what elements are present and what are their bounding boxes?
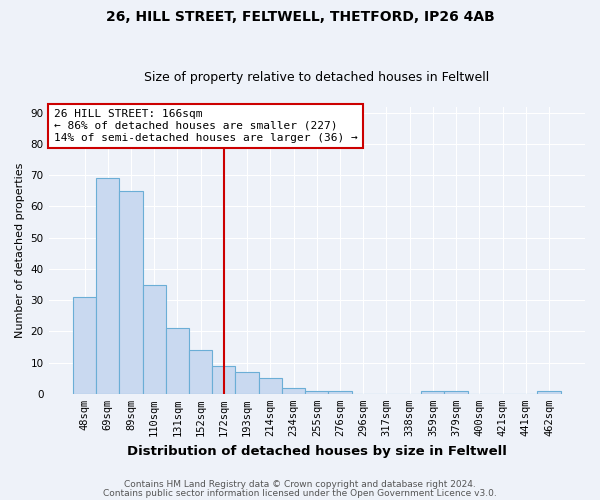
Bar <box>119 191 143 394</box>
Bar <box>445 390 468 394</box>
Bar <box>143 284 166 394</box>
Text: Contains HM Land Registry data © Crown copyright and database right 2024.: Contains HM Land Registry data © Crown c… <box>124 480 476 489</box>
Text: 26 HILL STREET: 166sqm
← 86% of detached houses are smaller (227)
14% of semi-de: 26 HILL STREET: 166sqm ← 86% of detached… <box>54 110 358 142</box>
Text: 26, HILL STREET, FELTWELL, THETFORD, IP26 4AB: 26, HILL STREET, FELTWELL, THETFORD, IP2… <box>106 10 494 24</box>
Bar <box>305 390 328 394</box>
Bar <box>259 378 282 394</box>
Bar <box>166 328 189 394</box>
Title: Size of property relative to detached houses in Feltwell: Size of property relative to detached ho… <box>144 72 490 85</box>
Bar <box>282 388 305 394</box>
Bar <box>189 350 212 394</box>
Bar <box>235 372 259 394</box>
Bar <box>73 297 96 394</box>
Bar <box>538 390 560 394</box>
X-axis label: Distribution of detached houses by size in Feltwell: Distribution of detached houses by size … <box>127 444 507 458</box>
Bar <box>212 366 235 394</box>
Text: Contains public sector information licensed under the Open Government Licence v3: Contains public sector information licen… <box>103 490 497 498</box>
Bar <box>96 178 119 394</box>
Bar <box>421 390 445 394</box>
Y-axis label: Number of detached properties: Number of detached properties <box>15 162 25 338</box>
Bar <box>328 390 352 394</box>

◆ Written instruction
Update every line of the items above, changing each "detached houses" to "detached homes" and leaving the rest untouched. Omit the pictures from your answer.

◆ The result
what elements are present and what are their bounding boxes?
Bar <box>119 191 143 394</box>
Bar <box>445 390 468 394</box>
Bar <box>143 284 166 394</box>
Text: Contains HM Land Registry data © Crown copyright and database right 2024.: Contains HM Land Registry data © Crown c… <box>124 480 476 489</box>
Text: 26 HILL STREET: 166sqm
← 86% of detached homes are smaller (227)
14% of semi-de: 26 HILL STREET: 166sqm ← 86% of detached… <box>54 110 358 142</box>
Text: 26, HILL STREET, FELTWELL, THETFORD, IP26 4AB: 26, HILL STREET, FELTWELL, THETFORD, IP2… <box>106 10 494 24</box>
Bar <box>305 390 328 394</box>
Bar <box>259 378 282 394</box>
Bar <box>166 328 189 394</box>
Title: Size of property relative to detached homes in Feltwell: Size of property relative to detached ho… <box>144 72 490 85</box>
Bar <box>282 388 305 394</box>
Bar <box>189 350 212 394</box>
Bar <box>235 372 259 394</box>
Bar <box>73 297 96 394</box>
Bar <box>538 390 560 394</box>
X-axis label: Distribution of detached homes by size in Feltwell: Distribution of detached homes by size … <box>127 444 507 458</box>
Bar <box>212 366 235 394</box>
Text: Contains public sector information licensed under the Open Government Licence v3: Contains public sector information licen… <box>103 490 497 498</box>
Bar <box>96 178 119 394</box>
Bar <box>421 390 445 394</box>
Y-axis label: Number of detached properties: Number of detached properties <box>15 162 25 338</box>
Bar <box>328 390 352 394</box>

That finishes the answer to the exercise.